<<<<
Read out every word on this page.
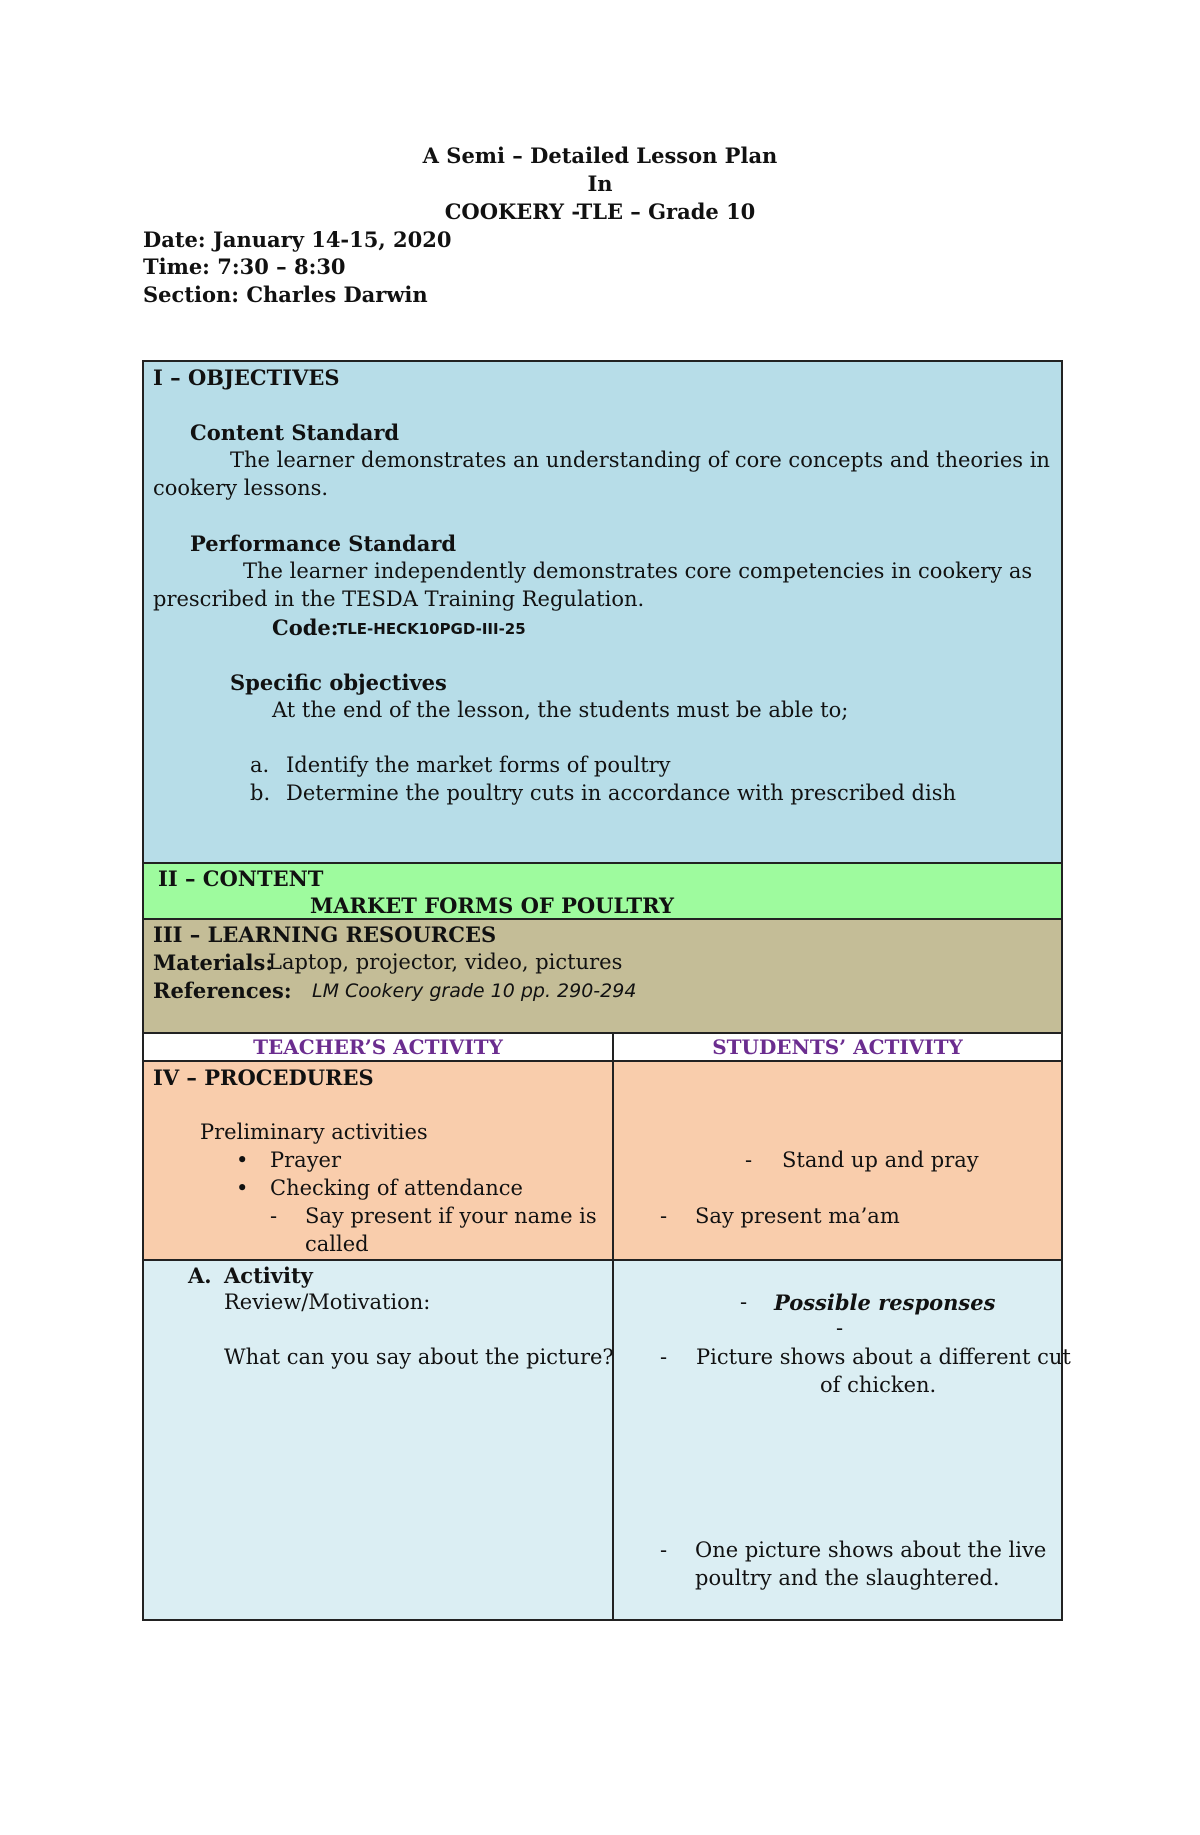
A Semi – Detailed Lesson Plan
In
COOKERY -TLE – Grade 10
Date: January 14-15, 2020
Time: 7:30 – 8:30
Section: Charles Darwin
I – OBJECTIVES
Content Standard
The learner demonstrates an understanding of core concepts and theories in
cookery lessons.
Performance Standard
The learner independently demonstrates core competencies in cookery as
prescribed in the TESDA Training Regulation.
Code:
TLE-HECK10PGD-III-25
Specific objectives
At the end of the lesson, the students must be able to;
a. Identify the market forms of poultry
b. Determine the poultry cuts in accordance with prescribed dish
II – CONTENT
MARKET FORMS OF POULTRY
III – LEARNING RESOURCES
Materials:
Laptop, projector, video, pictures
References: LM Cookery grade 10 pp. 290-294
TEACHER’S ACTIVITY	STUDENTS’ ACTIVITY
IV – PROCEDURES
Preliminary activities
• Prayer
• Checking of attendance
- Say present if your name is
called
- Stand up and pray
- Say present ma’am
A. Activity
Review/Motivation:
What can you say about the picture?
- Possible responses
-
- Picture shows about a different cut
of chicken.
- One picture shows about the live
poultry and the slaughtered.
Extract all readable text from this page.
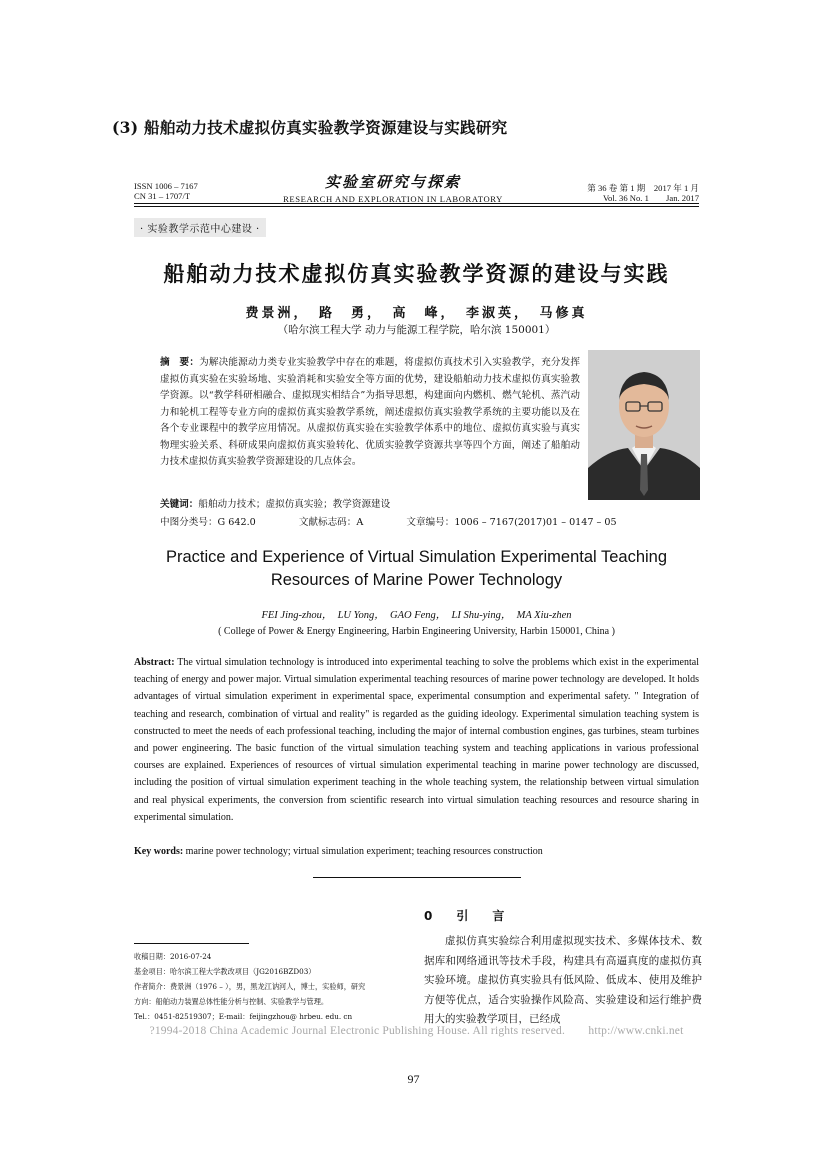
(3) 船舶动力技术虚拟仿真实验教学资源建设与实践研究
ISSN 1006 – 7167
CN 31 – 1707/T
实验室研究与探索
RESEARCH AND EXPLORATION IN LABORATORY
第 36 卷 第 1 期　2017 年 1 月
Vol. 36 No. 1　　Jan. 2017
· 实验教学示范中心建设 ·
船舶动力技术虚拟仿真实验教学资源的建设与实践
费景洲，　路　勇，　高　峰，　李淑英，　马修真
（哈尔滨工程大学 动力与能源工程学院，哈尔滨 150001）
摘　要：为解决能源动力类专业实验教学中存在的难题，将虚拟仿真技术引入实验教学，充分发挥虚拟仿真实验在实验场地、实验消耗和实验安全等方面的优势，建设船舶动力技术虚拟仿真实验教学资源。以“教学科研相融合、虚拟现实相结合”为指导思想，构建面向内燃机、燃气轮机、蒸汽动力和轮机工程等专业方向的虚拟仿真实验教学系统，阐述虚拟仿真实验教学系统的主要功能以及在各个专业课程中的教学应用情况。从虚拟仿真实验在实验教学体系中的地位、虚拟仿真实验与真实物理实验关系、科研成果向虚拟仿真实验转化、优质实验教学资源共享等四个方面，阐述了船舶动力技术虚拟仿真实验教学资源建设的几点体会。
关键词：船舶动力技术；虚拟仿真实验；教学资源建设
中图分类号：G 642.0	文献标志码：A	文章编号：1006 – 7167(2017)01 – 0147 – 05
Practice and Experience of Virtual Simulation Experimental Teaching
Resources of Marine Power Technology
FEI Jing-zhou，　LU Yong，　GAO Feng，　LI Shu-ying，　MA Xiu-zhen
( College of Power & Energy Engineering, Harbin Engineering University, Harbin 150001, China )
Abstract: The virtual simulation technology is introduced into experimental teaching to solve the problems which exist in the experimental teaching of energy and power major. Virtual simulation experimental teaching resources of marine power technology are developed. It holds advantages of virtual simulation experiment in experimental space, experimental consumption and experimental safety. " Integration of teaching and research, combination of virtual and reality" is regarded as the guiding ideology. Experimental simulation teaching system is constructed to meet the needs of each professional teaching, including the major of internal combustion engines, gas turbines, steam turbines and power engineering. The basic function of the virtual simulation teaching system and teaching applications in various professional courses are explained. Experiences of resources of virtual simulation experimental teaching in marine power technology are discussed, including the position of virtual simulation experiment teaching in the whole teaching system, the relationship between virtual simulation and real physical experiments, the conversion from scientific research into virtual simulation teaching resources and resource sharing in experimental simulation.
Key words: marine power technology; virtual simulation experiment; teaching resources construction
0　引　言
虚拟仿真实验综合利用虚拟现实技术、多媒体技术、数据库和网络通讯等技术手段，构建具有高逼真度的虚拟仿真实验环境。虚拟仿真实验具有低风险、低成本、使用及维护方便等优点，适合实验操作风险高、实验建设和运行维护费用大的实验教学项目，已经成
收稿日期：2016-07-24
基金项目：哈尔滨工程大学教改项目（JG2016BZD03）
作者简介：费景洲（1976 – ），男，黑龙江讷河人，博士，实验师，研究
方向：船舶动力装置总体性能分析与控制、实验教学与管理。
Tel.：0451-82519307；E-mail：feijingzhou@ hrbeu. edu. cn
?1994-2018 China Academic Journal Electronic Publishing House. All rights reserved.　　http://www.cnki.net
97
>>>>
(Problem requirements): Write out every line of the entries that holds the word "China".

(The reply):
( College of Power & Energy Engineering, Harbin Engineering University, Harbin 150001, China )
?1994-2018 China Academic Journal Electronic Publishing House. All rights reserved.　　http://www.cnki.net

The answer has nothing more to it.